• _Source_
——————
CHAPITRE 3
LES CRÉDITS CONSACRÉS AU NUMÉRIQUE ET
POSTES
(RAPPORTEURE POUR AVIS : MME ANNE-CATHERINE LOISIER)
La mission « Économie » du PLF 2022 est marquée par une hausse significative des crédits alloués à la compensation du déficit des missions de service public de La Poste, ce qui s'inscrit dans la continuité des travaux récents de la commission des affaires économiques sur le sujet.
Le plan France Très Haut Débit, dont les objectifs devraient être atteints, accélère sa mise en oeuvre opérationnelle, sous réserve d'une attention particulière accordée aux raccordements complexes et à la transition du réseau cuivre vers le réseau fibre optique afin d'assurer une qualité jusqu'au « dernier mètre » et jusqu'au « dernier abonné ».
L'année 2021 a également été marquée par les débuts du déploiement commercial et technique de l'offre 5G sur les fréquences les plus hautes, la commission attirant l'attention sur la nécessité d'avoir un développement maîtrisé et équitable sur le territoire.
I. LA POSTE : UNE PREMIÈRE COMPENSATION DU DÉFICIT DU SERVICE UNIVERSEL POSTAL QUI FAIT NOTAMMENT SUITE AUX RÉCENTS TRAVAUX DU SÉNAT SUR LE SUJET
A. LE SERVICE UNIVERSEL POSTAL : JUSQU'À 520 MILLIONS D'EUROS POUR COMPENSER LE DÉFICIT EN 2022
1. En mars 2021, le Sénat a alerté sur la situation financière inédite du service universel postal qui menace le service public si aucune mesure n'est prise
Tendance de long terme, la baisse du volume du courrier a été fortement accélérée par la crise sanitaire. En effet, le nombre de lettres envoyées était de 18 milliards (Md) en 2008, puis de 13,7 Md en 2013, de 9,1 Mds en 2019 et de 7,5 Md en 2020, soit une baisse supplémentaire du volume du courrier liée à la crise sanitaire estimée à 9 % par La Poste.
——————
• _Rangées de données_
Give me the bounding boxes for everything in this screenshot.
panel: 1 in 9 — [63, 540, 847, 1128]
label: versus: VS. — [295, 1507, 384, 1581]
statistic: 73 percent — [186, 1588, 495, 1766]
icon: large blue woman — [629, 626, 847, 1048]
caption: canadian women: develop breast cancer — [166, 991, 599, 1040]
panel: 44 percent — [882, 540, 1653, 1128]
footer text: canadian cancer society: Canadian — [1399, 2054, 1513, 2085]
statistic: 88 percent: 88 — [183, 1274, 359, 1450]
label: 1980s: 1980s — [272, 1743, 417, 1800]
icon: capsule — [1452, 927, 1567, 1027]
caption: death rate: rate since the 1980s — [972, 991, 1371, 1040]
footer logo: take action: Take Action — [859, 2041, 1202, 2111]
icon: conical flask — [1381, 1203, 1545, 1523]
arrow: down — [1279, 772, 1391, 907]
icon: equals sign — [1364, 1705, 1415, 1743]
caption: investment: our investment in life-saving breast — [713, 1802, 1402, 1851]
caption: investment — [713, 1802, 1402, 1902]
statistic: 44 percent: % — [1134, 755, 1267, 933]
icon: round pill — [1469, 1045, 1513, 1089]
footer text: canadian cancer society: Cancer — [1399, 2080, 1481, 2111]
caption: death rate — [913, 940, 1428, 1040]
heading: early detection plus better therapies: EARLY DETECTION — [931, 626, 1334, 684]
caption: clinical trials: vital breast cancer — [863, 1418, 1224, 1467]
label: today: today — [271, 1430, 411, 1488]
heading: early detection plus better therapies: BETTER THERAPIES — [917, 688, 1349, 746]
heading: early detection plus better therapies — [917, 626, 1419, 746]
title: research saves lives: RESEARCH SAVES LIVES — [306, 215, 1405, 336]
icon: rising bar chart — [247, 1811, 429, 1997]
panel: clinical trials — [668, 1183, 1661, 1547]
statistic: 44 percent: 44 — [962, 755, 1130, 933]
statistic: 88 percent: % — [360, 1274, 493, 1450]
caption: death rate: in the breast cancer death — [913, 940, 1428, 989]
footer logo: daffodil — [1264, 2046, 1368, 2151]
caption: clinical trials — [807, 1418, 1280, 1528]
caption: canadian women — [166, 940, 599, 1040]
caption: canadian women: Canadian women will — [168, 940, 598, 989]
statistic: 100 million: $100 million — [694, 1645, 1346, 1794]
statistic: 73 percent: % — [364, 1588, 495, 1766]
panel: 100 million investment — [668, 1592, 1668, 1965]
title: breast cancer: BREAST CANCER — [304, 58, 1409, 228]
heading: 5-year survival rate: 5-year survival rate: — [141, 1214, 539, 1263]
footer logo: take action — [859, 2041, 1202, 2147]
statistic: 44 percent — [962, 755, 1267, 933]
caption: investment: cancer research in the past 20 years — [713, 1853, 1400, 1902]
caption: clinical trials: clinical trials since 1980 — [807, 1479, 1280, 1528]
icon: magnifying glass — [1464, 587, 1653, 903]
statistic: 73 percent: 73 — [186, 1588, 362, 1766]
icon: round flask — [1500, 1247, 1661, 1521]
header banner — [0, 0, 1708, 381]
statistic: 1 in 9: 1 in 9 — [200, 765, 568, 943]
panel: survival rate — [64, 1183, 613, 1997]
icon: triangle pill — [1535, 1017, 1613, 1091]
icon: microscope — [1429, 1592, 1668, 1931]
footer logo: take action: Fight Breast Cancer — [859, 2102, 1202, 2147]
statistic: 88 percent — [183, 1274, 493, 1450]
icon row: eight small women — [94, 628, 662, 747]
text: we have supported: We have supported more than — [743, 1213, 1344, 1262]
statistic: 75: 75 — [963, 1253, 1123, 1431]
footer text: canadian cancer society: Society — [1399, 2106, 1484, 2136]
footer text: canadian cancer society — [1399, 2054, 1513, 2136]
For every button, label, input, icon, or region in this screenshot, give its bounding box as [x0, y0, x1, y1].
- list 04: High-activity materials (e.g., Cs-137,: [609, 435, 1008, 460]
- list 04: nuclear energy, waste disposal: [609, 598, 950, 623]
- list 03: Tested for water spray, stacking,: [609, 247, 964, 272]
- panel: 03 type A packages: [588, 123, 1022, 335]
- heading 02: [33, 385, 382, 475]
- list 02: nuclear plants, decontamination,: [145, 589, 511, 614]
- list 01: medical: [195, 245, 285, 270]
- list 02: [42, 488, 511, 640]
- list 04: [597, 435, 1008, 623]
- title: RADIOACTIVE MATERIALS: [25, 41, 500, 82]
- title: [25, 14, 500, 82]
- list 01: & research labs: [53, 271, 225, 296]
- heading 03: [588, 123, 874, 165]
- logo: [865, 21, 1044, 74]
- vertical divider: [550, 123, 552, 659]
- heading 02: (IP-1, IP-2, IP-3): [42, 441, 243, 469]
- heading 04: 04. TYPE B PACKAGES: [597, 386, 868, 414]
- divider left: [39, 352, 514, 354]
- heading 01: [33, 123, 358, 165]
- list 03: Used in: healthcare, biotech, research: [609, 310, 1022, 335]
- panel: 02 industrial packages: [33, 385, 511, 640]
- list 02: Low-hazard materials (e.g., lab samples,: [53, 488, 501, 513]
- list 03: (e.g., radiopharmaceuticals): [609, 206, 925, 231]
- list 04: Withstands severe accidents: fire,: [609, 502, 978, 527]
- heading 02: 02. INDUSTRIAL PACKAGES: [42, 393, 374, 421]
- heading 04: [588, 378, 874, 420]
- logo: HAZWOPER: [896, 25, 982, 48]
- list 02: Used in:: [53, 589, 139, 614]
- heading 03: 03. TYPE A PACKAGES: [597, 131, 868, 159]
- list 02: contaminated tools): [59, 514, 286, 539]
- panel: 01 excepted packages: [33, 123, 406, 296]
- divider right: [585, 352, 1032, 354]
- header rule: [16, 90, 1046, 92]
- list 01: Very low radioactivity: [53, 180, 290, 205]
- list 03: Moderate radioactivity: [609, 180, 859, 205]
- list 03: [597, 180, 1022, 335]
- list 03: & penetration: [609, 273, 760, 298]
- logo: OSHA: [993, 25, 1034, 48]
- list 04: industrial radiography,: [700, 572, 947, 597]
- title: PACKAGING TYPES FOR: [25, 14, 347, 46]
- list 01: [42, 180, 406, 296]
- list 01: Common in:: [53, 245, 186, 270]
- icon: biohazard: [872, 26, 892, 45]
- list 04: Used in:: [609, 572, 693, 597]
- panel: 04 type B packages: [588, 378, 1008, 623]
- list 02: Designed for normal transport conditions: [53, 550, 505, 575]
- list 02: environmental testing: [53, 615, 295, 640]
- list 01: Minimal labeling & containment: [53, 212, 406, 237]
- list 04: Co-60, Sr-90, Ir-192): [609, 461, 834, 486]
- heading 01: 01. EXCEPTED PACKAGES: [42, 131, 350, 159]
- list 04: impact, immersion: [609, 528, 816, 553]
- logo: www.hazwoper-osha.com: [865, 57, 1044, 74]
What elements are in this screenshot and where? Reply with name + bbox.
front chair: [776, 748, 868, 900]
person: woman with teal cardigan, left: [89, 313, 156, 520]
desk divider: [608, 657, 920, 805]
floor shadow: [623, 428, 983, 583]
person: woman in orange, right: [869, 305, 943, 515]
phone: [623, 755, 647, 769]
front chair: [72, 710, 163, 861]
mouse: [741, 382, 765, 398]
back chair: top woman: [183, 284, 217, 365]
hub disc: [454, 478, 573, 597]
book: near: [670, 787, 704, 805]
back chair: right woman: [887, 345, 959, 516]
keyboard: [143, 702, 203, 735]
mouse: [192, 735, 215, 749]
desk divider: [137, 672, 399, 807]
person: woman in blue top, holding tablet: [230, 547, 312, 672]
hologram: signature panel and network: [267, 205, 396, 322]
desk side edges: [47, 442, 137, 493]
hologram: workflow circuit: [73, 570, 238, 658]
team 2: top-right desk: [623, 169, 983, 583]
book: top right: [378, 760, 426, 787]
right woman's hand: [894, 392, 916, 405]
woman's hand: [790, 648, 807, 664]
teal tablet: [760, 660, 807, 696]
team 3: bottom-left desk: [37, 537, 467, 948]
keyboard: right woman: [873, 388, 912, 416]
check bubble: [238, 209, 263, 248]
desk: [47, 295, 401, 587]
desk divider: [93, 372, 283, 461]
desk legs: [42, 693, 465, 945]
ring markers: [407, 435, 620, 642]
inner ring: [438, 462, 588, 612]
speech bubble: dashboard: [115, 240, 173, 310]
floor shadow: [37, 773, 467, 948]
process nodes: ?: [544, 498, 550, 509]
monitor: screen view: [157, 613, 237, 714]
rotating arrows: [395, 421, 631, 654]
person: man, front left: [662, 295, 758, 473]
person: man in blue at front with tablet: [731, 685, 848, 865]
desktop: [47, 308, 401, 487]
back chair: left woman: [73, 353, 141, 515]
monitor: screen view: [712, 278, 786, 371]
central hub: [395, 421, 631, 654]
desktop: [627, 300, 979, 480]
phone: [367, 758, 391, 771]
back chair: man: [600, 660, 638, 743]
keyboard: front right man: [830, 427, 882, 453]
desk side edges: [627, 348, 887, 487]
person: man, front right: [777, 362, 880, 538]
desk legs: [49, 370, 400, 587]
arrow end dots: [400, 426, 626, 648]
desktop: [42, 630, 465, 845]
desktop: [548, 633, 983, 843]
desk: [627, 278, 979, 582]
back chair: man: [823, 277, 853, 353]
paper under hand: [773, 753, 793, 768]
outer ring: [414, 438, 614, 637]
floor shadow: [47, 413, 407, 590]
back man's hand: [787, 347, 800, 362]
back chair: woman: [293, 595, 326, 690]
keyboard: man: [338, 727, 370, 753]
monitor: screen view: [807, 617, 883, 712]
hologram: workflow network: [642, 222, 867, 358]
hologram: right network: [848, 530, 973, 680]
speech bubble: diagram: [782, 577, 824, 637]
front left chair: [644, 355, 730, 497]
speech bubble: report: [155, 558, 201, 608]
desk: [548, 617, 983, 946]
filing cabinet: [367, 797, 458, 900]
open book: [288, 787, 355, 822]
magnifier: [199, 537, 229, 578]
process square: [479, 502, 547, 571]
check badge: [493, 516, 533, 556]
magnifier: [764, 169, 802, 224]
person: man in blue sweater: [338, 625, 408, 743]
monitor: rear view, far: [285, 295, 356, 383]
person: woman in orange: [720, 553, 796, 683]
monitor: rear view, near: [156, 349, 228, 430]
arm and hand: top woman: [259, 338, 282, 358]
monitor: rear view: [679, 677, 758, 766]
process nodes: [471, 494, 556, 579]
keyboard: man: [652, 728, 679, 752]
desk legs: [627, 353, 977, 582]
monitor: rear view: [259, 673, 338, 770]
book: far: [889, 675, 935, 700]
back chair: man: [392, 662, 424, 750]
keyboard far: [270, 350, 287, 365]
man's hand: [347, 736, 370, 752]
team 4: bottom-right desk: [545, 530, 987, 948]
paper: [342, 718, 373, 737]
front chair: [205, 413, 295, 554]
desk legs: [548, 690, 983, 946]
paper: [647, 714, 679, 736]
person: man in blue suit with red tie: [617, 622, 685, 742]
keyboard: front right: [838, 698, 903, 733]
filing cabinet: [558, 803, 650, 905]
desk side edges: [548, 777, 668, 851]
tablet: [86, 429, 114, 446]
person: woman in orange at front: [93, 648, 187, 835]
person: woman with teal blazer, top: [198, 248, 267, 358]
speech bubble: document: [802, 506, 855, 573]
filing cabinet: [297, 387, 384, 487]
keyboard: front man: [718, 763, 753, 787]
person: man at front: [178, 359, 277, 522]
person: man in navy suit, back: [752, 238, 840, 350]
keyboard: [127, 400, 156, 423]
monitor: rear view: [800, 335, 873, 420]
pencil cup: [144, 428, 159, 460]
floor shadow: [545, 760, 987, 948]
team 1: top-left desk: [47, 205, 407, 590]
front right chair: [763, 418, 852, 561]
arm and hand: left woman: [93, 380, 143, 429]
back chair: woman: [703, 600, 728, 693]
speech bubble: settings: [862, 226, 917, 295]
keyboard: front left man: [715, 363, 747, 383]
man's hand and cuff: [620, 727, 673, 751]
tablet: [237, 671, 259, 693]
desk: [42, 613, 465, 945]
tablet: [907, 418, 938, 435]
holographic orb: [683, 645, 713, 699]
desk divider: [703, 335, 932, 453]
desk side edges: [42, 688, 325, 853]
——————
• _Tâches_
1. Recopiez à l'identique le passage des rangées allant de leur toute première ligne jusqu'à la ligne contenant « caption: death rate: rate », ces deux bornes comprises.
2. Poursuivez le rapport sur les crédits du numérique et des postes à partir de l'endroit où il s'interrompt.

• _Réponses par tâche_
1.
Give me the bounding boxes for everything in this screenshot.
panel: 1 in 9 — [63, 540, 847, 1128]
label: versus: VS. — [295, 1507, 384, 1581]
statistic: 73 percent — [186, 1588, 495, 1766]
icon: large blue woman — [629, 626, 847, 1048]
caption: canadian women: develop breast cancer — [166, 991, 599, 1040]
panel: 44 percent — [882, 540, 1653, 1128]
footer text: canadian cancer society: Canadian — [1399, 2054, 1513, 2085]
statistic: 88 percent: 88 — [183, 1274, 359, 1450]
label: 1980s: 1980s — [272, 1743, 417, 1800]
icon: capsule — [1452, 927, 1567, 1027]
caption: death rate: rate since the 1980s — [972, 991, 1371, 1040]

2.
La baisse du volume du courrier a un impact financier significatif pour La Poste, faisant diminuer le chiffre d'affaires alors que les coûts fixes demeurent élevés. Par conséquent, le service universel postal est devenu, pour la première fois, déficitaire en 2018 à hauteur de 365 millions d'euros, avec un déficit estimé à 1,1 milliard d'euros par le groupe La Poste pour l'année 2020, ce qui est plus de trois fois plus élevé que le déficit constaté il y a deux ans.
Dans un rapport récent adopté à l'unanimité par la commission des affaires économiques 15 ( * ) , le Sénat a alerté sur la situation financière inédite du service universel postal qui ne fait l'objet d'aucune compensation par l'État car l'équilibre financier du compte du service universel postal était assuré jusqu'en 2017, ce qui permettait également de « justifier » la sous-compensation des trois autres missions de service public exercées par La Poste.
Le Sénat avait donc alerté sur les risques de « réduction » du service public pour les usagers si aucune mesure n'était prise . Concrètement, cela signifierait une accélération des réductions d'emplois, des fermetures de bureaux de poste et un moindre passage du facteur à chaque boîte aux lettres lors des tournées de distribution.
2. En juillet 2021, le Gouvernement a pris des engagements dont la traduction budgétaire dans le projet de loi de finances pour 2022 est appréciée et significative
À l'issue du comité de suivi de haut niveau du contrat d'entreprise entre l'État et La Poste 16 ( * ) , le Premier ministre s'est engagé à octroyer une dotation budgétaire de 500 millions d'euros pour compenser le déficit du service universel postal pour l'année 2022 . De manière complémentaire et optionnelle, une dotation supplémentaire de 20 millions d'euros pourra être octroyée à La Poste sous réserve du respect de ses objectifs de qualité de service définis au niveau réglementaire.
Budgétairement, cela se traduit par une hausse exceptionnelle globale de 458 millions d'euros en autorisations d'engament (AE) et en crédits de paiement (CP) de l'action 4 « Développement des postes, des télécommunications et du numérique ».
Évolutions budgétaires prévues par le PLF 2022
La commission des affaires économiques rappelle toutefois qu'une dotation budgétaire fait l'objet d'une négociation annuelle et qu'il est indispensable de disposer d'une plus grande visibilité et d'une plus grande sécurité quant aux versements de la dotation de compensation de déficit du service universel postal pour les années à venir . Dans cette perspective, la commission recommande que les montants prévisionnels figurent a minima dans le contrat d'entreprise négocié entre La Poste et les services compétents de l'État.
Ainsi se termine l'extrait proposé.